[ENTRIES SUPPLIED]:
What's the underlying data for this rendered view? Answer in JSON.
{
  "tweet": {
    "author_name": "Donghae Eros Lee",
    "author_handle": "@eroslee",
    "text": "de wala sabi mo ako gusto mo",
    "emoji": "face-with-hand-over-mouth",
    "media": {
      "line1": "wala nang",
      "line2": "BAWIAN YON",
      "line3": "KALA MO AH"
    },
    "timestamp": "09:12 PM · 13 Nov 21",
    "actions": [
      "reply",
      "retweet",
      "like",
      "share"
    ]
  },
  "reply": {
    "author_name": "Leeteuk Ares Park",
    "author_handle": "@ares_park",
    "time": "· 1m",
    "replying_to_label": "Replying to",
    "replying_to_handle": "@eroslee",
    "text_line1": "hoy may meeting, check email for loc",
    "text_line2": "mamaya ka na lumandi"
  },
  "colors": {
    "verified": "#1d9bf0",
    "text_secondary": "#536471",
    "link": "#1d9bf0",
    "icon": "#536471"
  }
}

[STATED GOAL]: Copy the entries above exactly, leaving none out.

[EXPECTED ANSWER]:
What's the underlying data for this rendered view? Answer in JSON.
{
  "tweet": {
    "author_name": "Donghae Eros Lee",
    "author_handle": "@eroslee",
    "text": "de wala sabi mo ako gusto mo",
    "emoji": "face-with-hand-over-mouth",
    "media": {
      "line1": "wala nang",
      "line2": "BAWIAN YON",
      "line3": "KALA MO AH"
    },
    "timestamp": "09:12 PM · 13 Nov 21",
    "actions": [
      "reply",
      "retweet",
      "like",
      "share"
    ]
  },
  "reply": {
    "author_name": "Leeteuk Ares Park",
    "author_handle": "@ares_park",
    "time": "· 1m",
    "replying_to_label": "Replying to",
    "replying_to_handle": "@eroslee",
    "text_line1": "hoy may meeting, check email for loc",
    "text_line2": "mamaya ka na lumandi"
  },
  "colors": {
    "verified": "#1d9bf0",
    "text_secondary": "#536471",
    "link": "#1d9bf0",
    "icon": "#536471"
  }
}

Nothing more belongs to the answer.